PROVIDED TEXT ▸

|---|

Resonant-Cantilever-Detected Kinetic/Thermodynamic Parameters for Aptamer–Ligand Binding on a Liquid–Solid Interface

Nucleic acid aptamers have been widely used as recognition elements on various biosensing interfaces, but quantitative kinetic/thermodynamic analysis for revealing the aptamer–ligand binding mechanism, which occurs on a liquid–solid interface, has not been realized due to a lack of usable biophysical tools. Herein we apply a resonant microcantilever sensor to continuously record the frequency shift according to the binding-induced mass change on the liquid–solid interface. The frequency-shift curve is used for tracing the reaction process and is fitted with classic equations to calculate a set of kinetic/thermodynamic parameters, such as rate constants (k_a = 902.95 M^–1 s^–1, k_d = 0.000141 s^–1), equilibrium constants (K_D = 1.55 μM), the Gibbs free energy (ΔG° = −32.57 kJ/mol), and the activation energy (E_a = 38.03 kJ/mol) for the immobilized aptamer and free ATP. This quantitative analysis method is label-free, calibration-free, and highly sensitive. The kinetic/thermodynamic parameter detection method provides new resolution to the in-depth understanding of the ligand–aptamer interaction on the liquid–solid interface for biosensing or lab-on-a-chip applications.

|---|

Page segmentation records
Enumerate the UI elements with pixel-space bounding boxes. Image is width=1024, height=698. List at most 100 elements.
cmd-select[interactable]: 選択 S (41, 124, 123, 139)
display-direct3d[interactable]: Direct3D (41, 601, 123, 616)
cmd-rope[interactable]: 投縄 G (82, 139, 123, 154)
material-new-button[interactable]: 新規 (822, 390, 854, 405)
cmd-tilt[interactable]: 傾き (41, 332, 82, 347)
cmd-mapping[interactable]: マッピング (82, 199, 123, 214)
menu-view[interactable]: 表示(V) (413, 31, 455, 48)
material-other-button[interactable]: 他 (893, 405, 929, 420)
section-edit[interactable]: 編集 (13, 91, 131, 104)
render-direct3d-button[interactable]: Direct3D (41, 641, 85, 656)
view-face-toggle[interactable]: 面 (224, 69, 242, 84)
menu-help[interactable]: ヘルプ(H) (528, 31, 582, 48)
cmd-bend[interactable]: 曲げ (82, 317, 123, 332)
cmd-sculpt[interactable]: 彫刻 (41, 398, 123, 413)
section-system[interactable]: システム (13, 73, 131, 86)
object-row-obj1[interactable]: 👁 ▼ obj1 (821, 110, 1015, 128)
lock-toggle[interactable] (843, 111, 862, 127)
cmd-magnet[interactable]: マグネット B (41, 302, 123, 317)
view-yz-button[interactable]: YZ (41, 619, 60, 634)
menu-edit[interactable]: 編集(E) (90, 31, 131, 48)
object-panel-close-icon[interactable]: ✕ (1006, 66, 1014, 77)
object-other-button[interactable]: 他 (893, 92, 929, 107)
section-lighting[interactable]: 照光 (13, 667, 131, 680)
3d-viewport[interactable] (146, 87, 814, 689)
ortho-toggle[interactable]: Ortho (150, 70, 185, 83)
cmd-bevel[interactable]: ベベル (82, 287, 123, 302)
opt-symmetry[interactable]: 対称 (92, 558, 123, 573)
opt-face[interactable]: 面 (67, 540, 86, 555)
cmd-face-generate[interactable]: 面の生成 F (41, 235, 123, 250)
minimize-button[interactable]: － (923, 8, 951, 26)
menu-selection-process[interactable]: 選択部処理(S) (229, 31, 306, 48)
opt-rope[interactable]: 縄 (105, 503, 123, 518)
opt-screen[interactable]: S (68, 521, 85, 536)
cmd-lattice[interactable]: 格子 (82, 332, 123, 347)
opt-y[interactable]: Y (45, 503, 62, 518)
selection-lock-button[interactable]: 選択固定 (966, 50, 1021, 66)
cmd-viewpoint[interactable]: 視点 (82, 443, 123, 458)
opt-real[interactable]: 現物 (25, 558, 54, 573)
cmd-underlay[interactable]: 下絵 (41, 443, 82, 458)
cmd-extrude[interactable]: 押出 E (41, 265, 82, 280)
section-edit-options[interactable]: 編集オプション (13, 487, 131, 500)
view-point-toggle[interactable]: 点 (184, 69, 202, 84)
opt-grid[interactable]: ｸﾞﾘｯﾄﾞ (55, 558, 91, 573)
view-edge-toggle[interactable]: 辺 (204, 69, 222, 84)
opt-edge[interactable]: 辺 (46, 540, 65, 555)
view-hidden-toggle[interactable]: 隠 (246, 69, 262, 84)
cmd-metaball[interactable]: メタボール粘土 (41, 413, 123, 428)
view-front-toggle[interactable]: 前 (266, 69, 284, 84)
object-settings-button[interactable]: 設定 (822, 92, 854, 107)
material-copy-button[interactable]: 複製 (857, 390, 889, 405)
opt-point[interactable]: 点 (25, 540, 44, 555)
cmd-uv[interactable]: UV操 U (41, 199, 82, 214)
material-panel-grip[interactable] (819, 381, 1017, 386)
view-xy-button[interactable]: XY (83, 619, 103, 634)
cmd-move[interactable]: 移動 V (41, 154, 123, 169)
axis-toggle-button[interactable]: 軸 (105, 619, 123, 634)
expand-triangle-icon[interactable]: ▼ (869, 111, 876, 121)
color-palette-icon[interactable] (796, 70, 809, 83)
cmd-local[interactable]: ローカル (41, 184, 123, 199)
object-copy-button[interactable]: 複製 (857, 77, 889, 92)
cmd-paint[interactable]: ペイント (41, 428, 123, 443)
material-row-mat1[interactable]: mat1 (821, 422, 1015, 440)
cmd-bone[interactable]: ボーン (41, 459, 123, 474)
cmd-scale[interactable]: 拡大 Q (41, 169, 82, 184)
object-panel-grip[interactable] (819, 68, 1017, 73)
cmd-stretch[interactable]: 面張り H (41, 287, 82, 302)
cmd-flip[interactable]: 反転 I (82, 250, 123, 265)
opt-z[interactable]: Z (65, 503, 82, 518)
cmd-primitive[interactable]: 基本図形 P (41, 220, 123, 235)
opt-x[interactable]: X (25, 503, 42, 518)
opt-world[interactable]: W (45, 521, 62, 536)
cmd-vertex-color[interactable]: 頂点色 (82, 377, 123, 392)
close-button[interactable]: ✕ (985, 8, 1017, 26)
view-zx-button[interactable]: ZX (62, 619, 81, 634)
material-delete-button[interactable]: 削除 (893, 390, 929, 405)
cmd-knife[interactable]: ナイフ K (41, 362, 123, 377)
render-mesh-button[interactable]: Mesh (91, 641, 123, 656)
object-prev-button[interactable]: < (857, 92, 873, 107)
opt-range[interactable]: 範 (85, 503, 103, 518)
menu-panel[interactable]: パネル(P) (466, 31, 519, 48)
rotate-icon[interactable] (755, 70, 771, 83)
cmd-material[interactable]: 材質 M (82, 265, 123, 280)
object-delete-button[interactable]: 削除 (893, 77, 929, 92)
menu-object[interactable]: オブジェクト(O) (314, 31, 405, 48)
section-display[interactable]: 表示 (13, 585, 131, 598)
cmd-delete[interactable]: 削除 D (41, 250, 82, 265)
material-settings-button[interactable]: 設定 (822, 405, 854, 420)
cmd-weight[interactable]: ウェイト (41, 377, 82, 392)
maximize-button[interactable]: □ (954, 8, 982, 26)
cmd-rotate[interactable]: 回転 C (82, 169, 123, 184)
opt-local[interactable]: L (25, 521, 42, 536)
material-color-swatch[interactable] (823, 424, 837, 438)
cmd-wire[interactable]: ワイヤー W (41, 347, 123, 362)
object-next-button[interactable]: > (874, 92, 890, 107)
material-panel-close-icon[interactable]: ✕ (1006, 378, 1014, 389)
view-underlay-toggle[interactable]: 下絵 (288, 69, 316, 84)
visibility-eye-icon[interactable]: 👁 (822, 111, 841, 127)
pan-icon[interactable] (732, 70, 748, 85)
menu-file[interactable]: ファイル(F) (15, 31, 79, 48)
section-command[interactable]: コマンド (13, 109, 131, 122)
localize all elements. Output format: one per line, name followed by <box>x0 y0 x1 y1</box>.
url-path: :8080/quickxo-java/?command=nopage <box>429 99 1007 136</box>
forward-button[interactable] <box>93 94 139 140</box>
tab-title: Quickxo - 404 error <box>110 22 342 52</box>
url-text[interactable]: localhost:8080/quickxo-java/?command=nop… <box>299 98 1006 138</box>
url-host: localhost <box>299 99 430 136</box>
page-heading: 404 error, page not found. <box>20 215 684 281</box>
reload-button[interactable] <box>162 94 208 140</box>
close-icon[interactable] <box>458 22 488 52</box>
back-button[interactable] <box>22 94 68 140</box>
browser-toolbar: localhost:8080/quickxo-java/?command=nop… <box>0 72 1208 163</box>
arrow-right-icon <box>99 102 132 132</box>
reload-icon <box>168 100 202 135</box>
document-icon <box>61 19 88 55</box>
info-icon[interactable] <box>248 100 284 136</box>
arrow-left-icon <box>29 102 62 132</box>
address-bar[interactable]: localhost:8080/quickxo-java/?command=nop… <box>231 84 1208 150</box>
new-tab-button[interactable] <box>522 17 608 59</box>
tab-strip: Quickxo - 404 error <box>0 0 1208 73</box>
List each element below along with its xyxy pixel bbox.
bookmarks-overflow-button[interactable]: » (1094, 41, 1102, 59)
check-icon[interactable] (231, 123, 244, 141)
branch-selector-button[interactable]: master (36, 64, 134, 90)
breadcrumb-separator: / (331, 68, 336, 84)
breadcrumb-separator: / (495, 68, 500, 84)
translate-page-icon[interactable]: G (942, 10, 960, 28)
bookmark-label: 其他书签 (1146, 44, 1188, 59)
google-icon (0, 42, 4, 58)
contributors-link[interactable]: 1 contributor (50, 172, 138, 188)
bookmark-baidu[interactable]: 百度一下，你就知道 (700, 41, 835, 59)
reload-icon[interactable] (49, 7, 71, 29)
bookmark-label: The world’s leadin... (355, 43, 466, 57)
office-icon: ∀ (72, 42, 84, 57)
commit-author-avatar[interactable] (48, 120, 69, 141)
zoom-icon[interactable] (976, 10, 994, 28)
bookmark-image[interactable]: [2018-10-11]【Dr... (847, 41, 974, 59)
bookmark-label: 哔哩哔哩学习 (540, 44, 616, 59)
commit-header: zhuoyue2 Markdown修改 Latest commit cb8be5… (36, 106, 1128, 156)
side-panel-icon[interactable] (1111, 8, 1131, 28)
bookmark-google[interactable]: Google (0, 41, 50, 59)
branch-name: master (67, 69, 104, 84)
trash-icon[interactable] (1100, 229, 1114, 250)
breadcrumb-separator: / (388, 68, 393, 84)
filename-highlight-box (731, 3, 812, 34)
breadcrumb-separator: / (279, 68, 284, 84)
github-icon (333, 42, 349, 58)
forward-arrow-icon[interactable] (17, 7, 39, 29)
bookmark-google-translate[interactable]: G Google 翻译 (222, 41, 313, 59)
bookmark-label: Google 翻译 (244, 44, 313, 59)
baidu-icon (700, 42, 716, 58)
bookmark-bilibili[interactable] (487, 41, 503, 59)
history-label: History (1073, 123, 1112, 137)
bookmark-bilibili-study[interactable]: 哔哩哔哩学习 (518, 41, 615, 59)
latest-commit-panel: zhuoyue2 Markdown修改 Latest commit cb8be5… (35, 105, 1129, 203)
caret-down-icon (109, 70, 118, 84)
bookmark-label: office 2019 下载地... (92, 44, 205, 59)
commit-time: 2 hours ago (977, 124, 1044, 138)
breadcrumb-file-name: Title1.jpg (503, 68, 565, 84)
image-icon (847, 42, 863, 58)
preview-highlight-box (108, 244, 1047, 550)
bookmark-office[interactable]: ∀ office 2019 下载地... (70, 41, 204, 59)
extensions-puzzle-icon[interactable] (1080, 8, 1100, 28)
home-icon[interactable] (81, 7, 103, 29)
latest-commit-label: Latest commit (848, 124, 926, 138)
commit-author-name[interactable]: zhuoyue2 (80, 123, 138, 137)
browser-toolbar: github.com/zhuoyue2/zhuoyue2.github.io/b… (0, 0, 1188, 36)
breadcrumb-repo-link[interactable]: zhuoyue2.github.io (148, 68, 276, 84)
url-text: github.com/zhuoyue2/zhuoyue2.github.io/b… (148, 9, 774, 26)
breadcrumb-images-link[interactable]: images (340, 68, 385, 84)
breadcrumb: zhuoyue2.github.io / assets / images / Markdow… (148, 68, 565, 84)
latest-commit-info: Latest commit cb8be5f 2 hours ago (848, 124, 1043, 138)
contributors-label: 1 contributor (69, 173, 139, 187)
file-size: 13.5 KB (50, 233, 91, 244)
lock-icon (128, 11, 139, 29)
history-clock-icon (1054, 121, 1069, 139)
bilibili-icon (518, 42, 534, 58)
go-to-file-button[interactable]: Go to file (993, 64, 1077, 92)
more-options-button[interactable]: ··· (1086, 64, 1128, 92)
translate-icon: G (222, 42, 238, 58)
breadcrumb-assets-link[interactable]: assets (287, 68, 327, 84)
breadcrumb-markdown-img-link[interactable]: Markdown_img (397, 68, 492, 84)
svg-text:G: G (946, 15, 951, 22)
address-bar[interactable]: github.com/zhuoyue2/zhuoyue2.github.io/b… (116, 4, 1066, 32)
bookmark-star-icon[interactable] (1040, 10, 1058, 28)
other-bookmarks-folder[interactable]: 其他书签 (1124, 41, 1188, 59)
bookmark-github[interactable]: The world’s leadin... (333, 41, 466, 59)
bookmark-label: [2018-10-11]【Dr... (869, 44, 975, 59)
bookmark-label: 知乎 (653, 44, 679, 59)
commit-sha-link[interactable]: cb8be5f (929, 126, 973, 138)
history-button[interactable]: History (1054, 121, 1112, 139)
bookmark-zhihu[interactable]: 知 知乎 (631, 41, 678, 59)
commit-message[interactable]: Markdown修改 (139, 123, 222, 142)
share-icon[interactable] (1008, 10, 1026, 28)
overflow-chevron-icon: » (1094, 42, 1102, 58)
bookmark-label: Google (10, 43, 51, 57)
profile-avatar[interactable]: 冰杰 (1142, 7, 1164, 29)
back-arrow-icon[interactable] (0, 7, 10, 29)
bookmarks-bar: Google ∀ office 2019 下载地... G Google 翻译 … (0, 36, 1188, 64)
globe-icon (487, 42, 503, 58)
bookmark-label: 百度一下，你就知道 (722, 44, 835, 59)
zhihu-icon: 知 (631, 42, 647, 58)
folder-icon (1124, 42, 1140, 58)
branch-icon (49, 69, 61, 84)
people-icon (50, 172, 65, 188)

|---|

Summarize the abstract above on resonant-cantilever detection of aptamer–ligand binding in two sentences.

EXPECTED ANSWER ▸ Quantitative kinetic and thermodynamic analysis of aptamer–ligand binding on a liquid–solid interface had not been achieved for lack of usable biophysical tools, so the authors used a resonant microcantilever sensor to continuously record the frequency shift caused by binding-induced mass change. By fitting that curve with classic equations, they calculated rate constants, the equilibrium constant, the Gibbs free energy, and the activation energy for immobilized aptamer and free ATP, using a method that is label-free, calibration-free, and highly sensitive.